[Start Material supplied]

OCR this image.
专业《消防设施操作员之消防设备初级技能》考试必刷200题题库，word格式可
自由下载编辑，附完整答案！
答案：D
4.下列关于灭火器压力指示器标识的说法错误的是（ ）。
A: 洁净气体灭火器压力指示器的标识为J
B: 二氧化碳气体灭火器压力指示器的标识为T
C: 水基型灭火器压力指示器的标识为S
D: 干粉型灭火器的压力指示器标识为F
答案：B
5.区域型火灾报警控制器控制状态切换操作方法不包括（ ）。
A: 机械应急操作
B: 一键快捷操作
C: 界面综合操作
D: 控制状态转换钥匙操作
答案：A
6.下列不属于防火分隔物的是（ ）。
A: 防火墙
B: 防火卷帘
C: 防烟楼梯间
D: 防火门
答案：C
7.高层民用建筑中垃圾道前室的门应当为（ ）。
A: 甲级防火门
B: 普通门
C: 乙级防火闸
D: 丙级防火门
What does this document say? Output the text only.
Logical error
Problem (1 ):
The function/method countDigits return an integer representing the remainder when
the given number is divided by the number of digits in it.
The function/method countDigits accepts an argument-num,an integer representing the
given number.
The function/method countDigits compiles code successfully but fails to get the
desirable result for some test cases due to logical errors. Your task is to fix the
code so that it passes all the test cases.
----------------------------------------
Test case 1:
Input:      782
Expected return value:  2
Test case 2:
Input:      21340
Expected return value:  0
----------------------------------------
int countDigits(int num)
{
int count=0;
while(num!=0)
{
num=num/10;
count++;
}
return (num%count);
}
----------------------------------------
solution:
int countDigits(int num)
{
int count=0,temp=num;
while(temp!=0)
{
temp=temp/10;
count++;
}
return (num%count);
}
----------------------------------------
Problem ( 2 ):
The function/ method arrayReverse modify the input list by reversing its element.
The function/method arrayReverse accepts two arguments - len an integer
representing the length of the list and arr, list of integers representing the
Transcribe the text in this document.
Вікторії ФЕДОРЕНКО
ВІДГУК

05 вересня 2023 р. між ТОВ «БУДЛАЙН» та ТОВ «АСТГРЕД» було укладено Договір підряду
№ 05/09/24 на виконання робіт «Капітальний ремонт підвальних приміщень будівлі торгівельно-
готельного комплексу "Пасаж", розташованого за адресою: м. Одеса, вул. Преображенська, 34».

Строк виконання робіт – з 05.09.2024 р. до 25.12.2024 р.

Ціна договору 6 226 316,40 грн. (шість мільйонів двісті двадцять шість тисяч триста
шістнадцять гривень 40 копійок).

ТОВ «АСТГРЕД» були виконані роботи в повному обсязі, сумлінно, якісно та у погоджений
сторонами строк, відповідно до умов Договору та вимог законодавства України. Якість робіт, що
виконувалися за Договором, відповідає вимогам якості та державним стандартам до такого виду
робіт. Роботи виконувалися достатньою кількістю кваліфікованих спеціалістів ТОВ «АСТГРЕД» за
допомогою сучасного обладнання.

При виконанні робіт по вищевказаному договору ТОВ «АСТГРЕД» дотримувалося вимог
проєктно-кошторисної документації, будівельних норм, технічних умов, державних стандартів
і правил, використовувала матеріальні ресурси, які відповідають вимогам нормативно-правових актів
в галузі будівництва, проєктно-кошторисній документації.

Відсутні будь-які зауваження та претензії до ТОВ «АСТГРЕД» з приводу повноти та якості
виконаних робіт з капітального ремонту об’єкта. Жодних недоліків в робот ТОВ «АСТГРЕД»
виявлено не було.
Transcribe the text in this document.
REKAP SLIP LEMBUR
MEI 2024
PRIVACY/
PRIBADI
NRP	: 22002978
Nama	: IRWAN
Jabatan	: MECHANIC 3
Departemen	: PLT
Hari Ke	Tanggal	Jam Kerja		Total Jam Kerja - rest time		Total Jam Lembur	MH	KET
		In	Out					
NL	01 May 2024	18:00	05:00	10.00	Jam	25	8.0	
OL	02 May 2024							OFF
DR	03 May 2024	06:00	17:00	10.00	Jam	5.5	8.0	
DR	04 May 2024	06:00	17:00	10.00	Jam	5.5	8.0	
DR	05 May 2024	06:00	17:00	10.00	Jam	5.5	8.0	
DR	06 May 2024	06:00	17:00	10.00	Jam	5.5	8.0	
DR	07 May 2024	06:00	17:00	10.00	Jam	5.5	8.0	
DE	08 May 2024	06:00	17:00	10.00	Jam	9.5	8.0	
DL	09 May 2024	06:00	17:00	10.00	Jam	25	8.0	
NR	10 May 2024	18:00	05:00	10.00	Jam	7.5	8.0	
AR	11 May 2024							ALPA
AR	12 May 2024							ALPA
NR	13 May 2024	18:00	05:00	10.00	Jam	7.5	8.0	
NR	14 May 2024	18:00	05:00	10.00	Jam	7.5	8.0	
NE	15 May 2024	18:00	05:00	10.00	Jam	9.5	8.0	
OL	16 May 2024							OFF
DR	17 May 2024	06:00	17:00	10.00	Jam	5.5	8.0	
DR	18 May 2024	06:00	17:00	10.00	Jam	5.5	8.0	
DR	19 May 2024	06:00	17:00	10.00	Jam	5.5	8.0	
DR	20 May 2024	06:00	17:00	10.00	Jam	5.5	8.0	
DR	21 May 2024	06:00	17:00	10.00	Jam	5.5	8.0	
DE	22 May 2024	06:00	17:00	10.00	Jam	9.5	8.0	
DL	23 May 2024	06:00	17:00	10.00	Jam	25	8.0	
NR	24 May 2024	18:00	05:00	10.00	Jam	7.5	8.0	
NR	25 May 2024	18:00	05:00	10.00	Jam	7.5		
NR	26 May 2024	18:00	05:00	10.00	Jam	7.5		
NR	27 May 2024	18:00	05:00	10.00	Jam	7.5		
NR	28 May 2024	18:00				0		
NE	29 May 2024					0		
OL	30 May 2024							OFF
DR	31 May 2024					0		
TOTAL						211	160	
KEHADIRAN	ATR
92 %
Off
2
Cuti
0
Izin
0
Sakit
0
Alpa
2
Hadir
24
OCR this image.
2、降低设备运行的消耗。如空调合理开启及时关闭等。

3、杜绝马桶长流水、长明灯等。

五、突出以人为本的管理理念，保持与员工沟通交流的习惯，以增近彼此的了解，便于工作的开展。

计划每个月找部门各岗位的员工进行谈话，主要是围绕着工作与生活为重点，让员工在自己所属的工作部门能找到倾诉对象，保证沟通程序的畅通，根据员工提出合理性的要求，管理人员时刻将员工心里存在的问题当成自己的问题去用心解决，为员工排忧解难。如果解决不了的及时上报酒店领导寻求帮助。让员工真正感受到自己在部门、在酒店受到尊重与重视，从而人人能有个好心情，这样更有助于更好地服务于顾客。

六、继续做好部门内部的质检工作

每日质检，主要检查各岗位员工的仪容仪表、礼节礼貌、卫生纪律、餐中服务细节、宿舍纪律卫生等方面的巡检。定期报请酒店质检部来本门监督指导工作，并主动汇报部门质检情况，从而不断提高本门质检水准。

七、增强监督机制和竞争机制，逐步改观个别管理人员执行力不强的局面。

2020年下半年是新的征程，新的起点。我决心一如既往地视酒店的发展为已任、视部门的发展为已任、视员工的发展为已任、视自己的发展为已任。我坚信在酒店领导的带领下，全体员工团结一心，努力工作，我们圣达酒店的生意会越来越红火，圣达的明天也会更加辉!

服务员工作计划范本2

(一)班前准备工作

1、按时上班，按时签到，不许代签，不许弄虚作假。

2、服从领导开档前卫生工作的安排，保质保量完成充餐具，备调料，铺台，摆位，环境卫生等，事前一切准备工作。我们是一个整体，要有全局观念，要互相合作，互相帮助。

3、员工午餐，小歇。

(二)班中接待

[End Material supplied]

Transcribe the entire listing above precisely.

(Correct answer):
OCR this image.
专业《消防设施操作员之消防设备初级技能》考试必刷200题题库，word格式可
自由下载编辑，附完整答案！
答案：D
4.下列关于灭火器压力指示器标识的说法错误的是（ ）。
A: 洁净气体灭火器压力指示器的标识为J
B: 二氧化碳气体灭火器压力指示器的标识为T
C: 水基型灭火器压力指示器的标识为S
D: 干粉型灭火器的压力指示器标识为F
答案：B
5.区域型火灾报警控制器控制状态切换操作方法不包括（ ）。
A: 机械应急操作
B: 一键快捷操作
C: 界面综合操作
D: 控制状态转换钥匙操作
答案：A
6.下列不属于防火分隔物的是（ ）。
A: 防火墙
B: 防火卷帘
C: 防烟楼梯间
D: 防火门
答案：C
7.高层民用建筑中垃圾道前室的门应当为（ ）。
A: 甲级防火门
B: 普通门
C: 乙级防火闸
D: 丙级防火门
What does this document say? Output the text only.
Logical error
Problem (1 ):
The function/method countDigits return an integer representing the remainder when
the given number is divided by the number of digits in it.
The function/method countDigits accepts an argument-num,an integer representing the
given number.
The function/method countDigits compiles code successfully but fails to get the
desirable result for some test cases due to logical errors. Your task is to fix the
code so that it passes all the test cases.
----------------------------------------
Test case 1:
Input:      782
Expected return value:  2
Test case 2:
Input:      21340
Expected return value:  0
----------------------------------------
int countDigits(int num)
{
int count=0;
while(num!=0)
{
num=num/10;
count++;
}
return (num%count);
}
----------------------------------------
solution:
int countDigits(int num)
{
int count=0,temp=num;
while(temp!=0)
{
temp=temp/10;
count++;
}
return (num%count);
}
----------------------------------------
Problem ( 2 ):
The function/ method arrayReverse modify the input list by reversing its element.
The function/method arrayReverse accepts two arguments - len an integer
representing the length of the list and arr, list of integers representing the
Transcribe the text in this document.
Вікторії ФЕДОРЕНКО
ВІДГУК

05 вересня 2023 р. між ТОВ «БУДЛАЙН» та ТОВ «АСТГРЕД» було укладено Договір підряду
№ 05/09/24 на виконання робіт «Капітальний ремонт підвальних приміщень будівлі торгівельно-
готельного комплексу "Пасаж", розташованого за адресою: м. Одеса, вул. Преображенська, 34».

Строк виконання робіт – з 05.09.2024 р. до 25.12.2024 р.

Ціна договору 6 226 316,40 грн. (шість мільйонів двісті двадцять шість тисяч триста
шістнадцять гривень 40 копійок).

ТОВ «АСТГРЕД» були виконані роботи в повному обсязі, сумлінно, якісно та у погоджений
сторонами строк, відповідно до умов Договору та вимог законодавства України. Якість робіт, що
виконувалися за Договором, відповідає вимогам якості та державним стандартам до такого виду
робіт. Роботи виконувалися достатньою кількістю кваліфікованих спеціалістів ТОВ «АСТГРЕД» за
допомогою сучасного обладнання.

При виконанні робіт по вищевказаному договору ТОВ «АСТГРЕД» дотримувалося вимог
проєктно-кошторисної документації, будівельних норм, технічних умов, державних стандартів
і правил, використовувала матеріальні ресурси, які відповідають вимогам нормативно-правових актів
в галузі будівництва, проєктно-кошторисній документації.

Відсутні будь-які зауваження та претензії до ТОВ «АСТГРЕД» з приводу повноти та якості
виконаних робіт з капітального ремонту об’єкта. Жодних недоліків в робот ТОВ «АСТГРЕД»
виявлено не було.
Transcribe the text in this document.
REKAP SLIP LEMBUR
MEI 2024
PRIVACY/
PRIBADI
NRP	: 22002978
Nama	: IRWAN
Jabatan	: MECHANIC 3
Departemen	: PLT
Hari Ke	Tanggal	Jam Kerja		Total Jam Kerja - rest time		Total Jam Lembur	MH	KET
		In	Out					
NL	01 May 2024	18:00	05:00	10.00	Jam	25	8.0	
OL	02 May 2024							OFF
DR	03 May 2024	06:00	17:00	10.00	Jam	5.5	8.0	
DR	04 May 2024	06:00	17:00	10.00	Jam	5.5	8.0	
DR	05 May 2024	06:00	17:00	10.00	Jam	5.5	8.0	
DR	06 May 2024	06:00	17:00	10.00	Jam	5.5	8.0	
DR	07 May 2024	06:00	17:00	10.00	Jam	5.5	8.0	
DE	08 May 2024	06:00	17:00	10.00	Jam	9.5	8.0	
DL	09 May 2024	06:00	17:00	10.00	Jam	25	8.0	
NR	10 May 2024	18:00	05:00	10.00	Jam	7.5	8.0	
AR	11 May 2024							ALPA
AR	12 May 2024							ALPA
NR	13 May 2024	18:00	05:00	10.00	Jam	7.5	8.0	
NR	14 May 2024	18:00	05:00	10.00	Jam	7.5	8.0	
NE	15 May 2024	18:00	05:00	10.00	Jam	9.5	8.0	
OL	16 May 2024							OFF
DR	17 May 2024	06:00	17:00	10.00	Jam	5.5	8.0	
DR	18 May 2024	06:00	17:00	10.00	Jam	5.5	8.0	
DR	19 May 2024	06:00	17:00	10.00	Jam	5.5	8.0	
DR	20 May 2024	06:00	17:00	10.00	Jam	5.5	8.0	
DR	21 May 2024	06:00	17:00	10.00	Jam	5.5	8.0	
DE	22 May 2024	06:00	17:00	10.00	Jam	9.5	8.0	
DL	23 May 2024	06:00	17:00	10.00	Jam	25	8.0	
NR	24 May 2024	18:00	05:00	10.00	Jam	7.5	8.0	
NR	25 May 2024	18:00	05:00	10.00	Jam	7.5		
NR	26 May 2024	18:00	05:00	10.00	Jam	7.5		
NR	27 May 2024	18:00	05:00	10.00	Jam	7.5		
NR	28 May 2024	18:00				0		
NE	29 May 2024					0		
OL	30 May 2024							OFF
DR	31 May 2024					0		
TOTAL						211	160	
KEHADIRAN	ATR
92 %
Off
2
Cuti
0
Izin
0
Sakit
0
Alpa
2
Hadir
24
OCR this image.
2、降低设备运行的消耗。如空调合理开启及时关闭等。

3、杜绝马桶长流水、长明灯等。

五、突出以人为本的管理理念，保持与员工沟通交流的习惯，以增近彼此的了解，便于工作的开展。

计划每个月找部门各岗位的员工进行谈话，主要是围绕着工作与生活为重点，让员工在自己所属的工作部门能找到倾诉对象，保证沟通程序的畅通，根据员工提出合理性的要求，管理人员时刻将员工心里存在的问题当成自己的问题去用心解决，为员工排忧解难。如果解决不了的及时上报酒店领导寻求帮助。让员工真正感受到自己在部门、在酒店受到尊重与重视，从而人人能有个好心情，这样更有助于更好地服务于顾客。

六、继续做好部门内部的质检工作

每日质检，主要检查各岗位员工的仪容仪表、礼节礼貌、卫生纪律、餐中服务细节、宿舍纪律卫生等方面的巡检。定期报请酒店质检部来本门监督指导工作，并主动汇报部门质检情况，从而不断提高本门质检水准。

七、增强监督机制和竞争机制，逐步改观个别管理人员执行力不强的局面。

2020年下半年是新的征程，新的起点。我决心一如既往地视酒店的发展为已任、视部门的发展为已任、视员工的发展为已任、视自己的发展为已任。我坚信在酒店领导的带领下，全体员工团结一心，努力工作，我们圣达酒店的生意会越来越红火，圣达的明天也会更加辉!

服务员工作计划范本2

(一)班前准备工作

1、按时上班，按时签到，不许代签，不许弄虚作假。

2、服从领导开档前卫生工作的安排，保质保量完成充餐具，备调料，铺台，摆位，环境卫生等，事前一切准备工作。我们是一个整体，要有全局观念，要互相合作，互相帮助。

3、员工午餐，小歇。

(二)班中接待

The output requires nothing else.